Task details: Transcribe all of the material exactly, except for its pictures.

Material for this exercise:
________________________

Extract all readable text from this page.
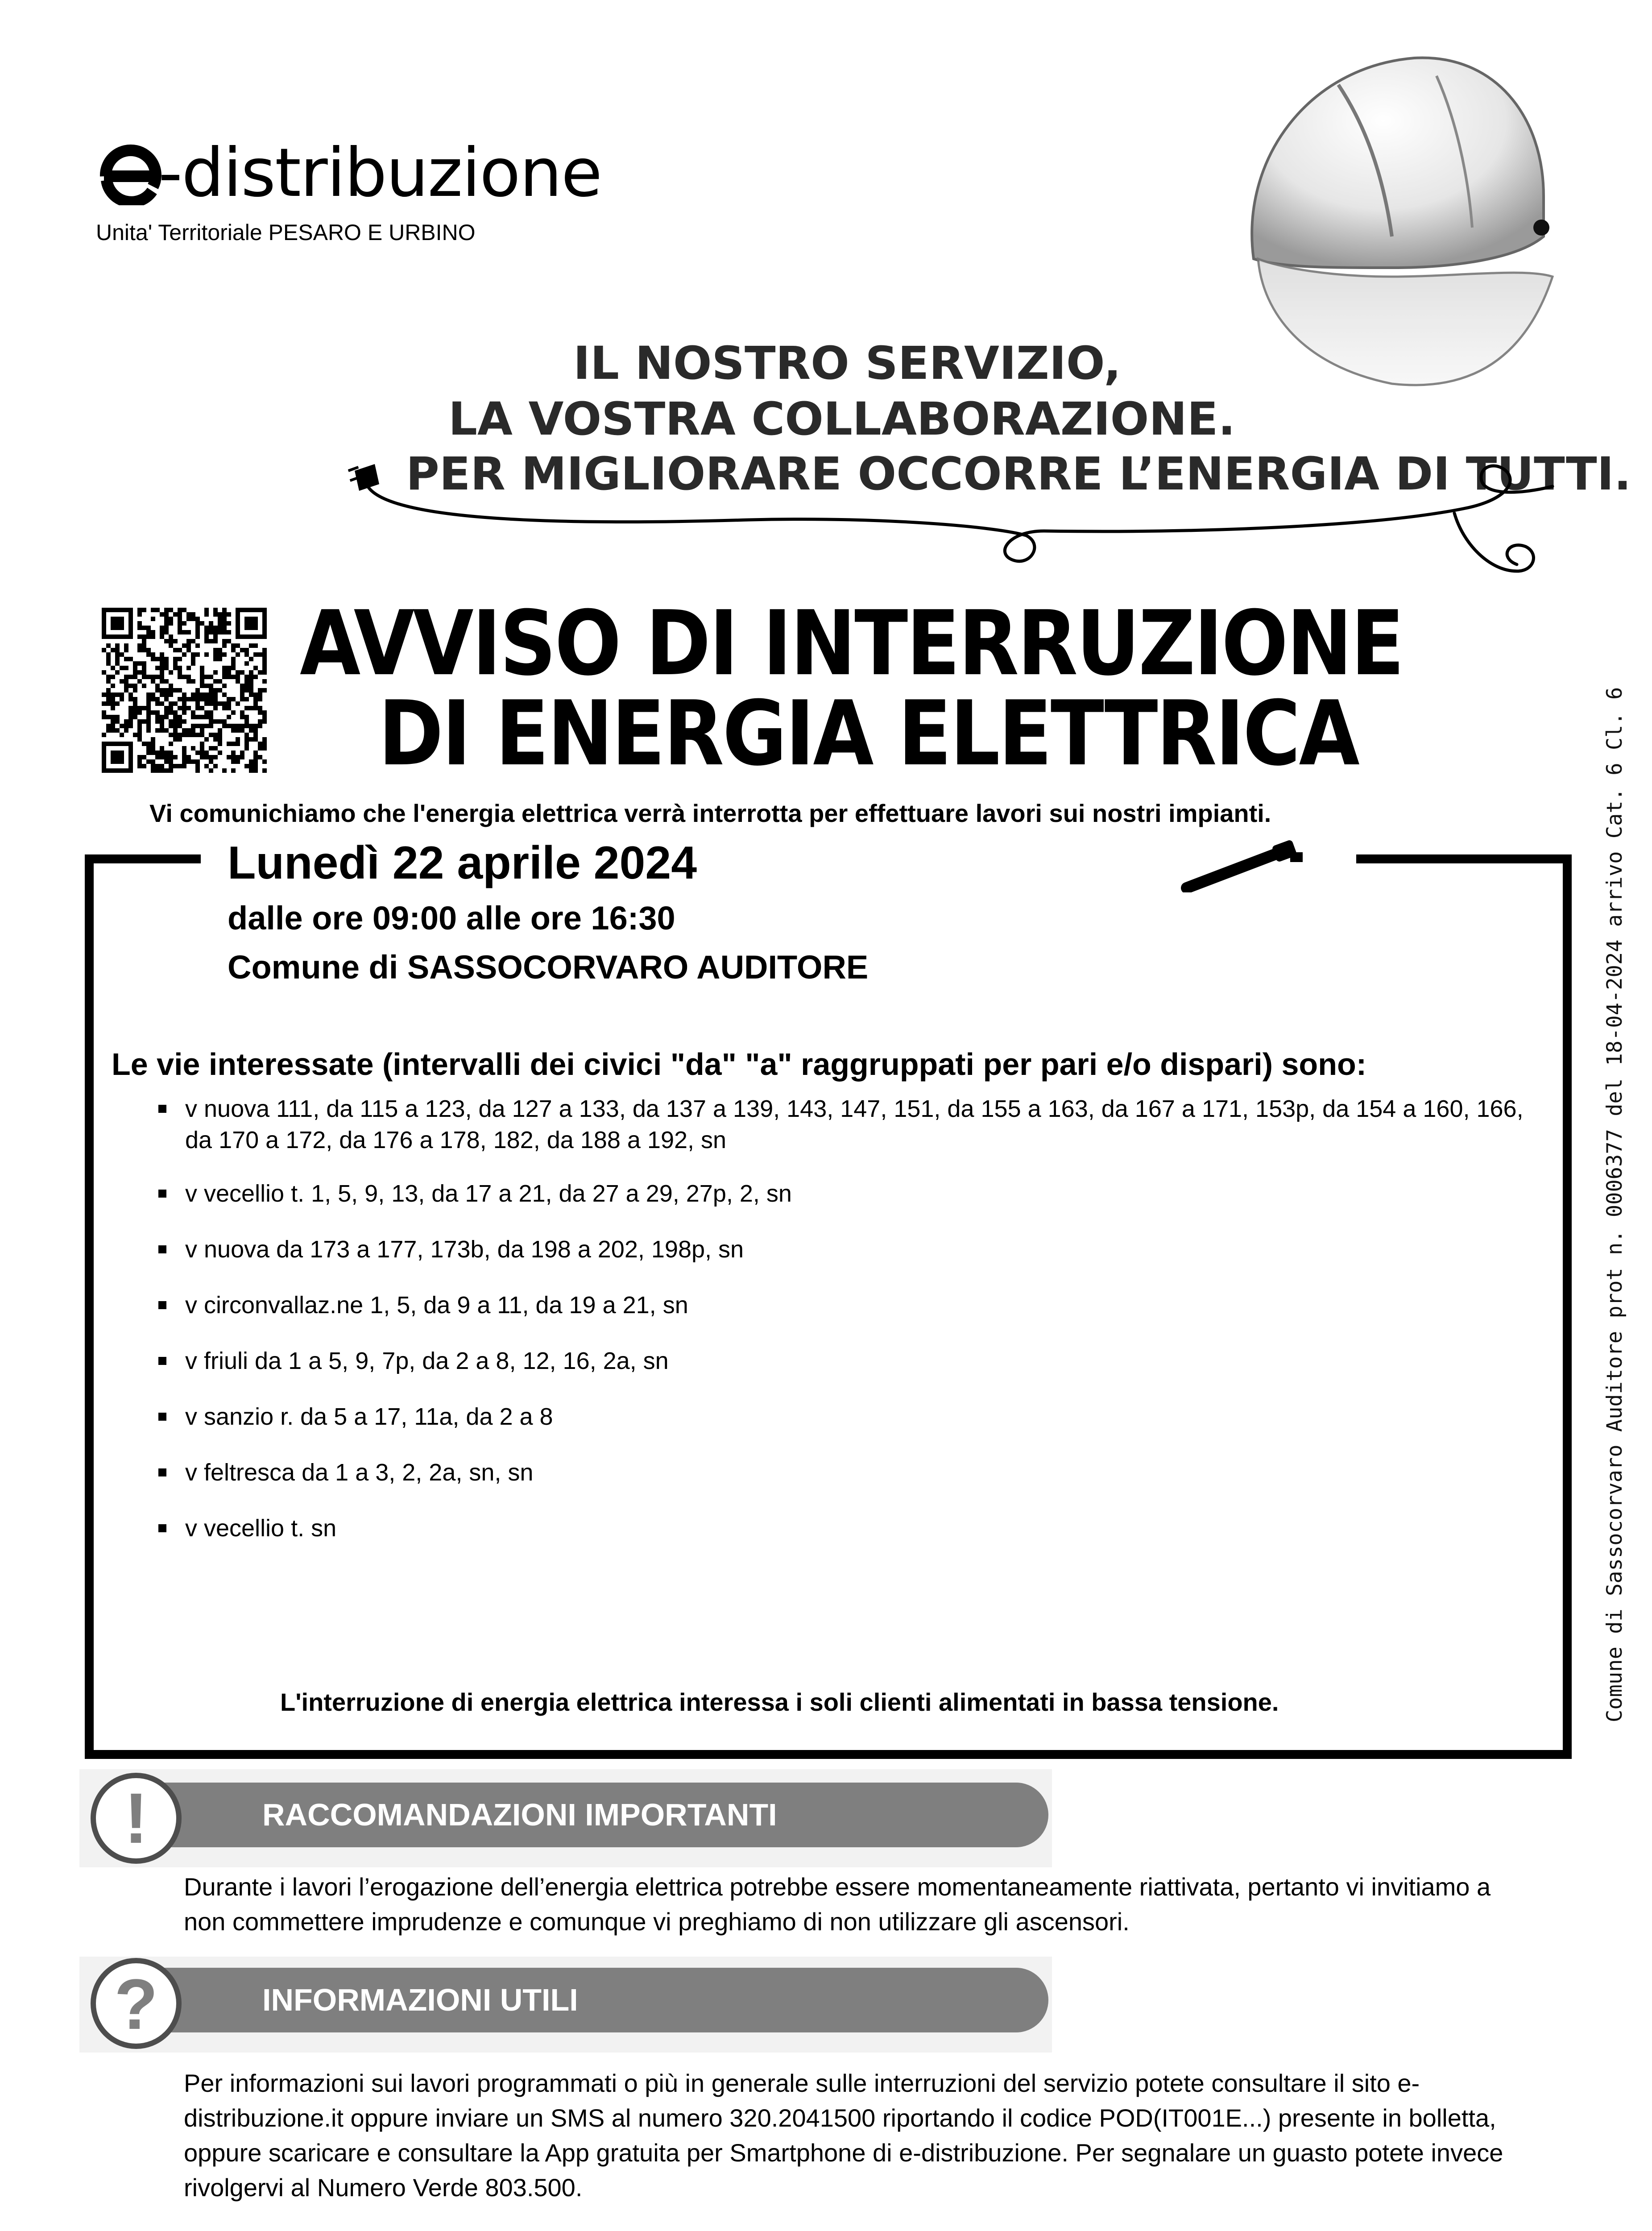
-distribuzione
Unita' Territoriale PESARO E URBINO
IL NOSTRO SERVIZIO,
LA VOSTRA COLLABORAZIONE.
PER MIGLIORARE OCCORRE L’ENERGIA DI TUTTI.
AVVISO DI INTERRUZIONE
DI ENERGIA ELETTRICA
Vi comunichiamo che l'energia elettrica verrà interrotta per effettuare lavori sui nostri impianti.
Lunedì 22 aprile 2024
dalle ore 09:00 alle ore 16:30
Comune di SASSOCORVARO AUDITORE
Le vie interessate (intervalli dei civici "da" "a" raggruppati per pari e/o dispari) sono:
v nuova 111, da 115 a 123, da 127 a 133, da 137 a 139, 143, 147, 151, da 155 a 163, da 167 a 171, 153p, da 154 a 160, 166, da 170 a 172, da 176 a 178, 182, da 188 a 192, sn
v vecellio t. 1, 5, 9, 13, da 17 a 21, da 27 a 29, 27p, 2, sn
v nuova da 173 a 177, 173b, da 198 a 202, 198p, sn
v circonvallaz.ne 1, 5, da 9 a 11, da 19 a 21, sn
v friuli da 1 a 5, 9, 7p, da 2 a 8, 12, 16, 2a, sn
v sanzio r. da 5 a 17, 11a, da 2 a 8
v feltresca da 1 a 3, 2, 2a, sn, sn
v vecellio t. sn
L'interruzione di energia elettrica interessa i soli clienti alimentati in bassa tensione.	Comune di Sassocorvaro Auditore prot n. 0006377 del 18-04-2024 arrivo Cat. 6 Cl. 6
RACCOMANDAZIONI IMPORTANTI
!
Durante i lavori l’erogazione dell’energia elettrica potrebbe essere momentaneamente riattivata, pertanto vi invitiamo a non commettere imprudenze e comunque vi preghiamo di non utilizzare gli ascensori.
INFORMAZIONI UTILI
?
Per informazioni sui lavori programmati o più in generale sulle interruzioni del servizio potete consultare il sito e-distribuzione.it oppure inviare un SMS al numero 320.2041500 riportando il codice POD(IT001E...) presente in bolletta, oppure scaricare e consultare la App gratuita per Smartphone di e-distribuzione. Per segnalare un guasto potete invece rivolgervi al Numero Verde 803.500.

________________________

Written answer:
Extract all readable text from this page.
-distribuzione
Unita' Territoriale PESARO E URBINO
IL NOSTRO SERVIZIO,
LA VOSTRA COLLABORAZIONE.
PER MIGLIORARE OCCORRE L’ENERGIA DI TUTTI.
AVVISO DI INTERRUZIONE
DI ENERGIA ELETTRICA
Vi comunichiamo che l'energia elettrica verrà interrotta per effettuare lavori sui nostri impianti.
Lunedì 22 aprile 2024
dalle ore 09:00 alle ore 16:30
Comune di SASSOCORVARO AUDITORE
Le vie interessate (intervalli dei civici "da" "a" raggruppati per pari e/o dispari) sono:
v nuova 111, da 115 a 123, da 127 a 133, da 137 a 139, 143, 147, 151, da 155 a 163, da 167 a 171, 153p, da 154 a 160, 166, da 170 a 172, da 176 a 178, 182, da 188 a 192, sn
v vecellio t. 1, 5, 9, 13, da 17 a 21, da 27 a 29, 27p, 2, sn
v nuova da 173 a 177, 173b, da 198 a 202, 198p, sn
v circonvallaz.ne 1, 5, da 9 a 11, da 19 a 21, sn
v friuli da 1 a 5, 9, 7p, da 2 a 8, 12, 16, 2a, sn
v sanzio r. da 5 a 17, 11a, da 2 a 8
v feltresca da 1 a 3, 2, 2a, sn, sn
v vecellio t. sn
L'interruzione di energia elettrica interessa i soli clienti alimentati in bassa tensione.	Comune di Sassocorvaro Auditore prot n. 0006377 del 18-04-2024 arrivo Cat. 6 Cl. 6
RACCOMANDAZIONI IMPORTANTI
!
Durante i lavori l’erogazione dell’energia elettrica potrebbe essere momentaneamente riattivata, pertanto vi invitiamo a non commettere imprudenze e comunque vi preghiamo di non utilizzare gli ascensori.
INFORMAZIONI UTILI
?
Per informazioni sui lavori programmati o più in generale sulle interruzioni del servizio potete consultare il sito e-distribuzione.it oppure inviare un SMS al numero 320.2041500 riportando il codice POD(IT001E...) presente in bolletta, oppure scaricare e consultare la App gratuita per Smartphone di e-distribuzione. Per segnalare un guasto potete invece rivolgervi al Numero Verde 803.500.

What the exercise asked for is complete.